EXERCISE INSTRUCTIONS ::
Search the data for the word "planes". Reproduce every line where it is found.

Dataset items
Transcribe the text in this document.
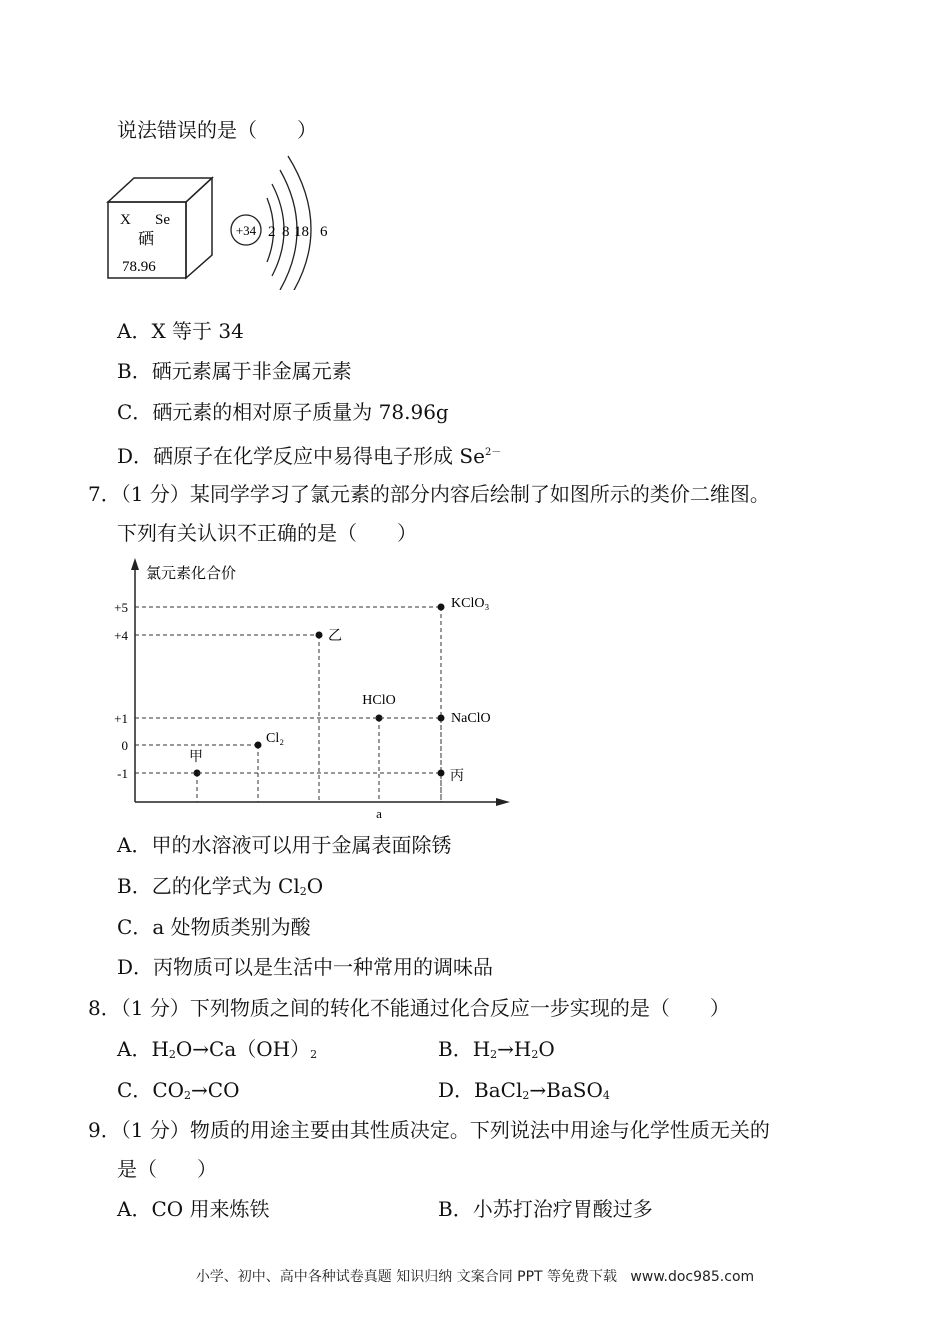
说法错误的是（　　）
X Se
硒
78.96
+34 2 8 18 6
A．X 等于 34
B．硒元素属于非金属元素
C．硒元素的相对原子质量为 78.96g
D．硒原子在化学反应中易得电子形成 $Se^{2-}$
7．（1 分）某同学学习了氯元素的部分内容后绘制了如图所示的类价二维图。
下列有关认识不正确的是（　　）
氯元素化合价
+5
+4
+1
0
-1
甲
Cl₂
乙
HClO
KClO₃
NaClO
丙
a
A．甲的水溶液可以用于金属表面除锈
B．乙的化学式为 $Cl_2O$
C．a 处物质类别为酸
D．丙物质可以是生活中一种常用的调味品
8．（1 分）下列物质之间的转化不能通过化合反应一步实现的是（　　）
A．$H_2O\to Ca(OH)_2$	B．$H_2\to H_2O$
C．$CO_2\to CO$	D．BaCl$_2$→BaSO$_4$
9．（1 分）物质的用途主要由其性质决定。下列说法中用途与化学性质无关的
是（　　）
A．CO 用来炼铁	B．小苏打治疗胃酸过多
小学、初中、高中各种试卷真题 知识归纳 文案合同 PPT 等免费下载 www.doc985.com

==

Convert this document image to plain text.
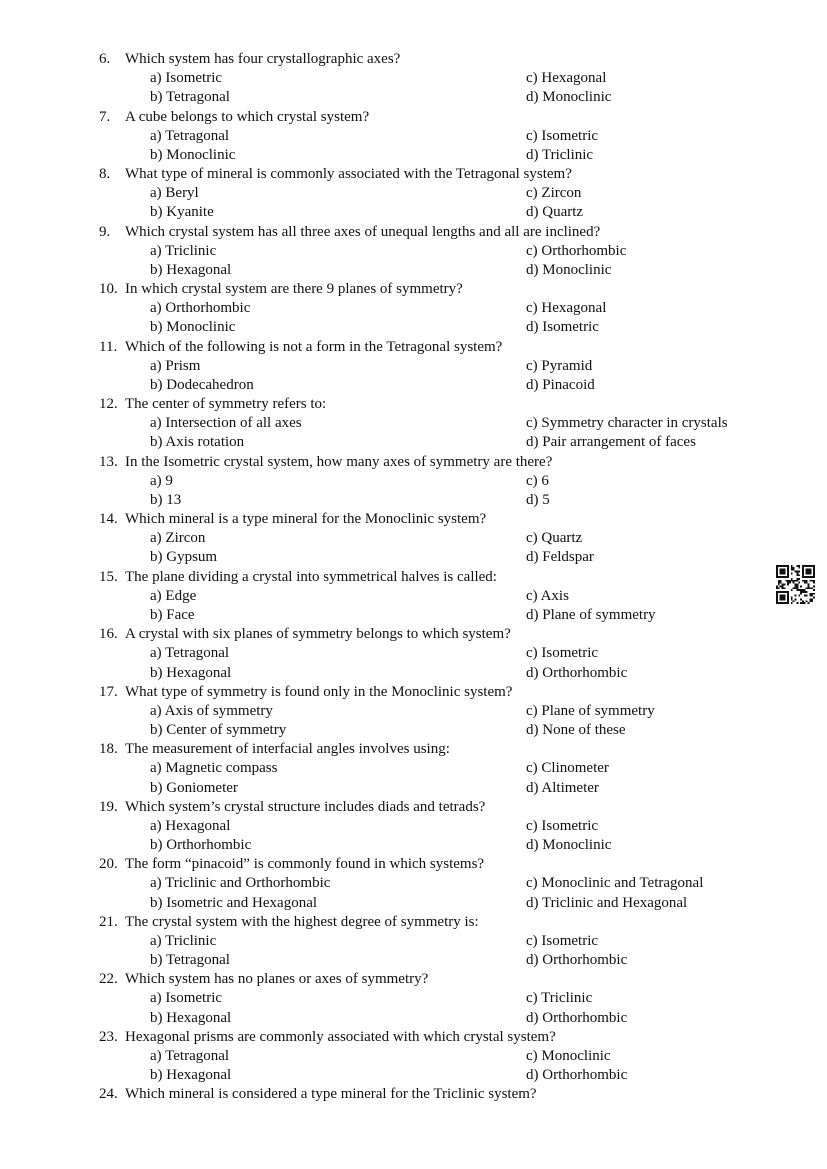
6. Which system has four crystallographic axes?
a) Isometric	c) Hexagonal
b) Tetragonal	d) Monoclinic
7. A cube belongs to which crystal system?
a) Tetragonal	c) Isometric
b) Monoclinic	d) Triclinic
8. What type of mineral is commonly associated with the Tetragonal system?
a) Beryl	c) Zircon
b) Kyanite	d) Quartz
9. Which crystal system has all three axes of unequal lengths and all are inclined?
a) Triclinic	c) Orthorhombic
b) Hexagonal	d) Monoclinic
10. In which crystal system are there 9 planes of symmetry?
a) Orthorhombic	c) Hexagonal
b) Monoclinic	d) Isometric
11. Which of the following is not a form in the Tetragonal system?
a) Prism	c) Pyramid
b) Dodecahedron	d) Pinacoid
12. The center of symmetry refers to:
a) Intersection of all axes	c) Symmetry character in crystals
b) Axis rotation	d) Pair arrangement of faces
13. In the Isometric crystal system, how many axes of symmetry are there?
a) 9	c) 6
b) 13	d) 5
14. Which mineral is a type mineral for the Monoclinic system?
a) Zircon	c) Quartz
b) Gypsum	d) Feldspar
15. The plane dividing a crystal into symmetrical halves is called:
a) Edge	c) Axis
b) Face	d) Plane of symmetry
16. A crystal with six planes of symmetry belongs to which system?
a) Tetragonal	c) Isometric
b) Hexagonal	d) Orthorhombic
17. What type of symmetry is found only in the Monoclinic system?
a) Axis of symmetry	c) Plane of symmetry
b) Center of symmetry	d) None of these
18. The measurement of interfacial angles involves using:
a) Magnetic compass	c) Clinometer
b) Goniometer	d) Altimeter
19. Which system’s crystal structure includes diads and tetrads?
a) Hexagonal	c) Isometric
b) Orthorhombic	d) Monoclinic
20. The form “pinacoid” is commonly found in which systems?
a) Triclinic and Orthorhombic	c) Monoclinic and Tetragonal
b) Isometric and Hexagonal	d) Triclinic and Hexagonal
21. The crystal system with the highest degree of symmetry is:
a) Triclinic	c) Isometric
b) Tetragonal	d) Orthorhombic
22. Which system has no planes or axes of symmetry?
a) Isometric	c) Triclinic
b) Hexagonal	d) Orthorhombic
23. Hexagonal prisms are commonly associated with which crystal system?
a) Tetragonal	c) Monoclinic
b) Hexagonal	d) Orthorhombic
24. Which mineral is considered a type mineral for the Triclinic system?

==

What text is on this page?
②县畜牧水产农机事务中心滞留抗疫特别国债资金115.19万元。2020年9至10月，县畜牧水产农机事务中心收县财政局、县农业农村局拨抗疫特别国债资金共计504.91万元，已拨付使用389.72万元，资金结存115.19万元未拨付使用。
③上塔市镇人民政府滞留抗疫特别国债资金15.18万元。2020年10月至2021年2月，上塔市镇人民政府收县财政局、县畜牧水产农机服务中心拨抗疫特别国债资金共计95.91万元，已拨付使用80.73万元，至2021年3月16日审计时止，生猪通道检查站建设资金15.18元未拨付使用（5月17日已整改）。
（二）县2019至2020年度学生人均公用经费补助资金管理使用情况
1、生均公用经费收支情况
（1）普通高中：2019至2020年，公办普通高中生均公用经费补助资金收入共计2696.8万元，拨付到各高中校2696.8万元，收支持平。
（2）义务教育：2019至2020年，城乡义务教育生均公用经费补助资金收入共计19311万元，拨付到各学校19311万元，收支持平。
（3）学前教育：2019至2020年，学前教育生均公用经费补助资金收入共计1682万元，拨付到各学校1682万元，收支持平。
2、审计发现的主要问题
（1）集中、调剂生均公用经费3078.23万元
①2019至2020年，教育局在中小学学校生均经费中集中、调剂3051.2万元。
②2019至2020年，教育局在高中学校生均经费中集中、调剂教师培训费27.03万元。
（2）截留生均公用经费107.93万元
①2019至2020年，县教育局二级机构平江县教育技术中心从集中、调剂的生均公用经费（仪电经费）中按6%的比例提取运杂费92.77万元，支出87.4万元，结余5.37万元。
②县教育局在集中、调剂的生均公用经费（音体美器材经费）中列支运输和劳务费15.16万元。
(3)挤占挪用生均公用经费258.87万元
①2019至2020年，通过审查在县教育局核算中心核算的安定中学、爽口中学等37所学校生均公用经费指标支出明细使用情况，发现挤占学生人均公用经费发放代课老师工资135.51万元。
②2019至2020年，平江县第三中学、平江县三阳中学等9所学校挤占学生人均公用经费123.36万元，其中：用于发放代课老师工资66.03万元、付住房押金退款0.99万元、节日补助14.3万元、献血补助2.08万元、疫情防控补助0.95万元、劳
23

RESPONSE ::
10. In which crystal system are there 9 planes of symmetry?
16. A crystal with six planes of symmetry belongs to which system?
22. Which system has no planes or axes of symmetry?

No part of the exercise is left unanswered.